SUPPLIED RECORDS —
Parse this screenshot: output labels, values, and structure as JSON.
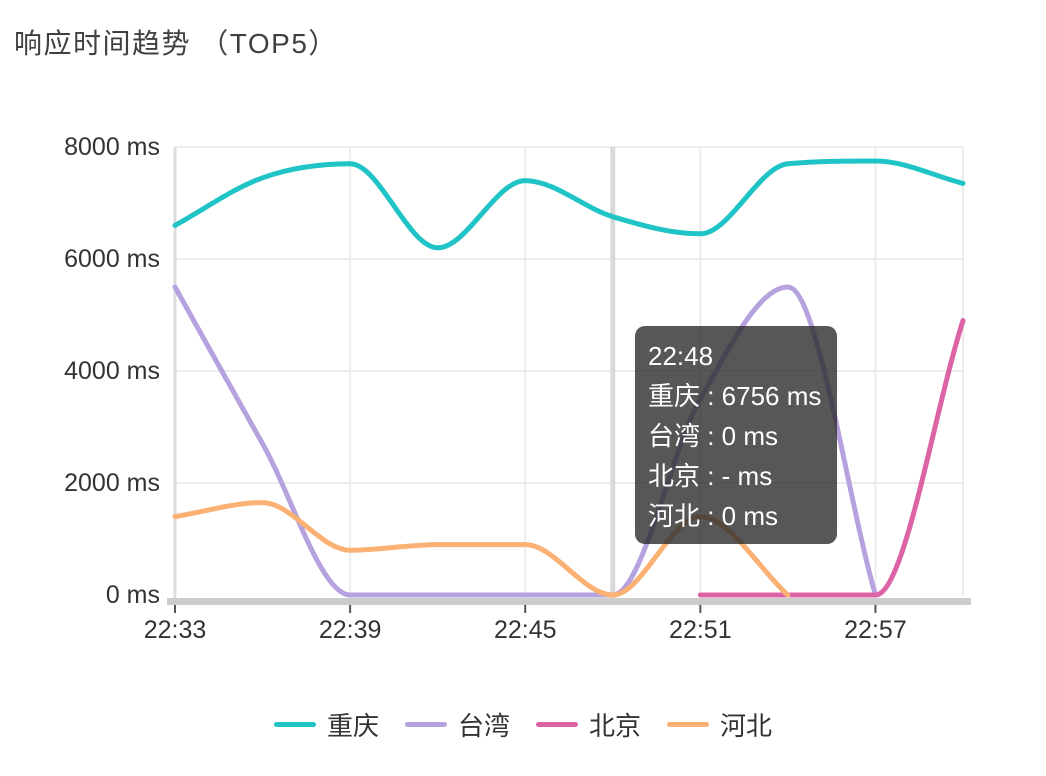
{
  "title": "响应时间趋势 （TOP5）",
  "chart_data": {
    "type": "line",
    "title": "响应时间趋势 （TOP5）",
    "smooth": true,
    "grid": true,
    "legend_position": "bottom",
    "unit": "ms",
    "ylim": [
      0,
      8000
    ],
    "x": [
      "22:33",
      "22:36",
      "22:39",
      "22:42",
      "22:45",
      "22:48",
      "22:51",
      "22:54",
      "22:57",
      "23:00"
    ],
    "x_axis_ticks": [
      "22:33",
      "22:39",
      "22:45",
      "22:51",
      "22:57"
    ],
    "y_axis_ticks": [
      {
        "value": 0,
        "label": "0 ms"
      },
      {
        "value": 2000,
        "label": "2000 ms"
      },
      {
        "value": 4000,
        "label": "4000 ms"
      },
      {
        "value": 6000,
        "label": "6000 ms"
      },
      {
        "value": 8000,
        "label": "8000 ms"
      }
    ],
    "series": [
      {
        "id": "chongqing",
        "name": "重庆",
        "color": "#21c4c6",
        "values": [
          6600,
          7450,
          7700,
          6200,
          7400,
          6756,
          6450,
          7700,
          7750,
          7350
        ]
      },
      {
        "id": "taiwan",
        "name": "台湾",
        "color": "#b6a2de",
        "values": [
          5500,
          2700,
          0,
          0,
          0,
          0,
          3500,
          5500,
          0,
          null
        ]
      },
      {
        "id": "beijing",
        "name": "北京",
        "color": "#dc64a6",
        "values": [
          null,
          null,
          null,
          null,
          null,
          null,
          0,
          0,
          0,
          4900
        ]
      },
      {
        "id": "hebei",
        "name": "河北",
        "color": "#fab173",
        "values": [
          1400,
          1650,
          800,
          900,
          900,
          0,
          1400,
          0,
          null,
          null
        ]
      }
    ],
    "hover_time": "22:48",
    "tooltip": {
      "time": "22:48",
      "rows": [
        {
          "id": "chongqing",
          "name": "重庆",
          "value": "6756 ms"
        },
        {
          "id": "taiwan",
          "name": "台湾",
          "value": "0 ms"
        },
        {
          "id": "beijing",
          "name": "北京",
          "value": "- ms"
        },
        {
          "id": "hebei",
          "name": "河北",
          "value": "0 ms"
        }
      ]
    },
    "style": {
      "grid_color": "#ececec",
      "axis_line_color": "#dcdcdc",
      "axis_band_color": "#cccccc",
      "hover_line_color": "#d9d9d9",
      "tick_color": "#555555",
      "text_color": "#333333"
    }
  }
}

GOAL — Report how many lines in the records above contain the word "title", giving only the number.

TASK RESULT — 2